[Dataset records]
------------------------------------------------

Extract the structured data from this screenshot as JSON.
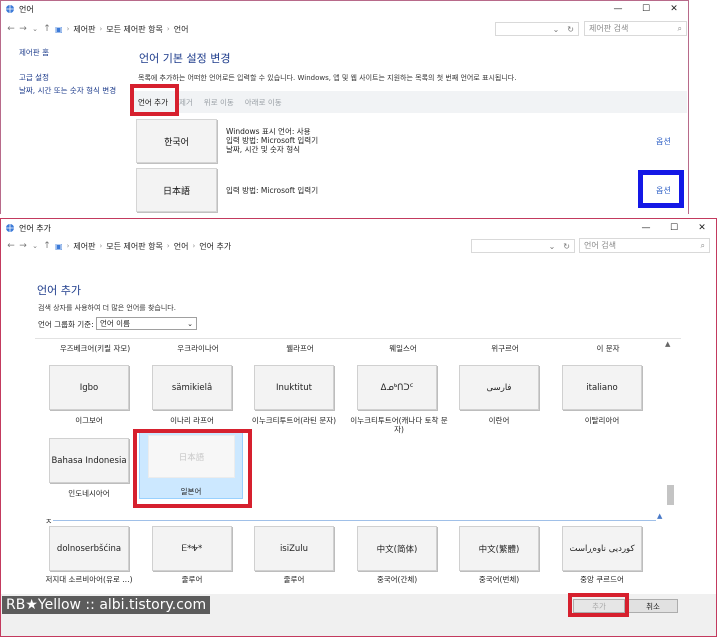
{
  "colors": {
    "highlight_red": "#d6202e",
    "highlight_blue": "#1418e6",
    "link_blue": "#2a5cc4",
    "heading_blue": "#1e3c8c"
  },
  "win1": {
    "title": "언어",
    "breadcrumbs": [
      "제어판",
      "모든 제어판 항목",
      "언어"
    ],
    "search_placeholder": "제어판 검색",
    "sidebar": {
      "home": "제어판 홈",
      "advanced": "고급 설정",
      "datetime": "날짜, 시간 또는 숫자 형식 변경"
    },
    "heading": "언어 기본 설정 변경",
    "description": "목록에 추가하는 어떠한 언어로든 입력할 수 있습니다. Windows, 앱 및 웹 사이트는 지원하는 목록의 첫 번째 언어로 표시됩니다.",
    "toolbar": {
      "add": "언어 추가",
      "remove": "제거",
      "move_up": "위로 이동",
      "move_down": "아래로 이동"
    },
    "languages": [
      {
        "name": "한국어",
        "lines": [
          "Windows 표시 언어: 사용",
          "입력 방법: Microsoft 입력기",
          "날짜, 시간 및 숫자 형식"
        ],
        "option": "옵션"
      },
      {
        "name": "日本語",
        "lines": [
          "입력 방법: Microsoft 입력기"
        ],
        "option": "옵션"
      }
    ]
  },
  "win2": {
    "title": "언어 추가",
    "breadcrumbs": [
      "제어판",
      "모든 제어판 항목",
      "언어",
      "언어 추가"
    ],
    "search_placeholder": "언어 검색",
    "heading": "언어 추가",
    "hint": "검색 상자를 사용하여 더 많은 언어를 찾습니다.",
    "group_label": "언어 그룹화 기준:",
    "group_value": "언어 이름",
    "column_headers": [
      "우즈베크어(키릴 자모)",
      "우크라이나어",
      "웰라프어",
      "웨일스어",
      "위구르어",
      "이 문자"
    ],
    "row1": [
      {
        "tile": "Igbo",
        "caption": "이그보어"
      },
      {
        "tile": "sämikielâ",
        "caption": "이나리 라프어"
      },
      {
        "tile": "Inuktitut",
        "caption": "이누크티투트어(라틴 문자)"
      },
      {
        "tile": "ᐃᓄᒃᑎᑐᑦ",
        "caption": "이누크티투트어(캐나다 토착 문자)"
      },
      {
        "tile": "فارسی",
        "caption": "이란어"
      },
      {
        "tile": "italiano",
        "caption": "이탈리아어"
      }
    ],
    "row2": [
      {
        "tile": "Bahasa Indonesia",
        "caption": "인도네시아어"
      },
      {
        "tile": "日本語",
        "caption": "일본어"
      }
    ],
    "section_letter": "ㅈ",
    "row3": [
      {
        "tile": "dolnoserbšćina",
        "caption": "저지대 소르비아어(유로 …)"
      },
      {
        "tile": "Ꭼ*Ꭽ*",
        "caption": "줄루어"
      },
      {
        "tile": "isiZulu",
        "caption": "줄루어"
      },
      {
        "tile": "中文(简体)",
        "caption": "중국어(간체)"
      },
      {
        "tile": "中文(繁體)",
        "caption": "중국어(번체)"
      },
      {
        "tile": "کوردیی ناوەڕاست",
        "caption": "중앙 쿠르드어"
      }
    ],
    "add_button": "추가",
    "cancel_button": "취소"
  },
  "watermark": "RB★Yellow :: albi.tistory.com"
}
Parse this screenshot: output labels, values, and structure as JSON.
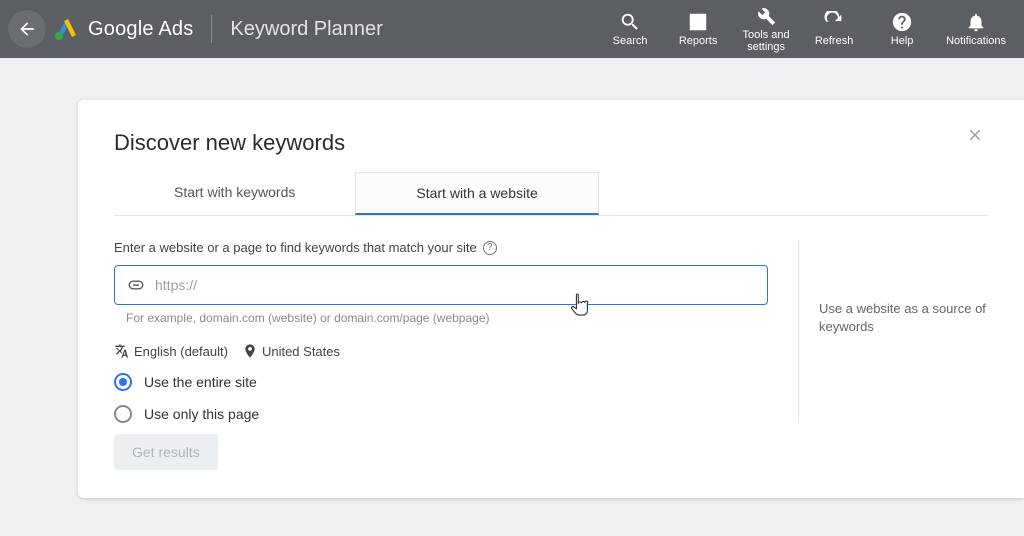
{
  "header": {
    "brand": "Google Ads",
    "subproduct": "Keyword Planner",
    "icons": {
      "search": "Search",
      "reports": "Reports",
      "tools": "Tools and\nsettings",
      "refresh": "Refresh",
      "help": "Help",
      "notifications": "Notifications"
    }
  },
  "card": {
    "title": "Discover new keywords",
    "tabs": {
      "keywords": "Start with keywords",
      "website": "Start with a website"
    },
    "form": {
      "field_label": "Enter a website or a page to find keywords that match your site",
      "url_placeholder": "https://",
      "example_hint": "For example, domain.com (website) or domain.com/page (webpage)",
      "language": "English (default)",
      "location": "United States",
      "radio_entire": "Use the entire site",
      "radio_page": "Use only this page"
    },
    "side_help": "Use a website as a source of keywords",
    "submit_label": "Get results"
  }
}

------------------------------------------------

Requirement → Without the pictures, copy the material exactly as given.

Answer to this problem →
Extract the structured data from this screenshot as JSON.
{
  "colors": {
    "highlight_red": "#d6202e",
    "highlight_blue": "#1418e6",
    "link_blue": "#2a5cc4",
    "heading_blue": "#1e3c8c"
  },
  "win1": {
    "title": "언어",
    "breadcrumbs": [
      "제어판",
      "모든 제어판 항목",
      "언어"
    ],
    "search_placeholder": "제어판 검색",
    "sidebar": {
      "home": "제어판 홈",
      "advanced": "고급 설정",
      "datetime": "날짜, 시간 또는 숫자 형식 변경"
    },
    "heading": "언어 기본 설정 변경",
    "description": "목록에 추가하는 어떠한 언어로든 입력할 수 있습니다. Windows, 앱 및 웹 사이트는 지원하는 목록의 첫 번째 언어로 표시됩니다.",
    "toolbar": {
      "add": "언어 추가",
      "remove": "제거",
      "move_up": "위로 이동",
      "move_down": "아래로 이동"
    },
    "languages": [
      {
        "name": "한국어",
        "lines": [
          "Windows 표시 언어: 사용",
          "입력 방법: Microsoft 입력기",
          "날짜, 시간 및 숫자 형식"
        ],
        "option": "옵션"
      },
      {
        "name": "日本語",
        "lines": [
          "입력 방법: Microsoft 입력기"
        ],
        "option": "옵션"
      }
    ]
  },
  "win2": {
    "title": "언어 추가",
    "breadcrumbs": [
      "제어판",
      "모든 제어판 항목",
      "언어",
      "언어 추가"
    ],
    "search_placeholder": "언어 검색",
    "heading": "언어 추가",
    "hint": "검색 상자를 사용하여 더 많은 언어를 찾습니다.",
    "group_label": "언어 그룹화 기준:",
    "group_value": "언어 이름",
    "column_headers": [
      "우즈베크어(키릴 자모)",
      "우크라이나어",
      "웰라프어",
      "웨일스어",
      "위구르어",
      "이 문자"
    ],
    "row1": [
      {
        "tile": "Igbo",
        "caption": "이그보어"
      },
      {
        "tile": "sämikielâ",
        "caption": "이나리 라프어"
      },
      {
        "tile": "Inuktitut",
        "caption": "이누크티투트어(라틴 문자)"
      },
      {
        "tile": "ᐃᓄᒃᑎᑐᑦ",
        "caption": "이누크티투트어(캐나다 토착 문자)"
      },
      {
        "tile": "فارسی",
        "caption": "이란어"
      },
      {
        "tile": "italiano",
        "caption": "이탈리아어"
      }
    ],
    "row2": [
      {
        "tile": "Bahasa Indonesia",
        "caption": "인도네시아어"
      },
      {
        "tile": "日本語",
        "caption": "일본어"
      }
    ],
    "section_letter": "ㅈ",
    "row3": [
      {
        "tile": "dolnoserbšćina",
        "caption": "저지대 소르비아어(유로 …)"
      },
      {
        "tile": "Ꭼ*Ꭽ*",
        "caption": "줄루어"
      },
      {
        "tile": "isiZulu",
        "caption": "줄루어"
      },
      {
        "tile": "中文(简体)",
        "caption": "중국어(간체)"
      },
      {
        "tile": "中文(繁體)",
        "caption": "중국어(번체)"
      },
      {
        "tile": "کوردیی ناوەڕاست",
        "caption": "중앙 쿠르드어"
      }
    ],
    "add_button": "추가",
    "cancel_button": "취소"
  },
  "watermark": "RB★Yellow :: albi.tistory.com"
}
Parse this screenshot: output labels, values, and structure as JSON.
{
  "header": {
    "brand": "Google Ads",
    "subproduct": "Keyword Planner",
    "icons": {
      "search": "Search",
      "reports": "Reports",
      "tools": "Tools and\nsettings",
      "refresh": "Refresh",
      "help": "Help",
      "notifications": "Notifications"
    }
  },
  "card": {
    "title": "Discover new keywords",
    "tabs": {
      "keywords": "Start with keywords",
      "website": "Start with a website"
    },
    "form": {
      "field_label": "Enter a website or a page to find keywords that match your site",
      "url_placeholder": "https://",
      "example_hint": "For example, domain.com (website) or domain.com/page (webpage)",
      "language": "English (default)",
      "location": "United States",
      "radio_entire": "Use the entire site",
      "radio_page": "Use only this page"
    },
    "side_help": "Use a website as a source of keywords",
    "submit_label": "Get results"
  }
}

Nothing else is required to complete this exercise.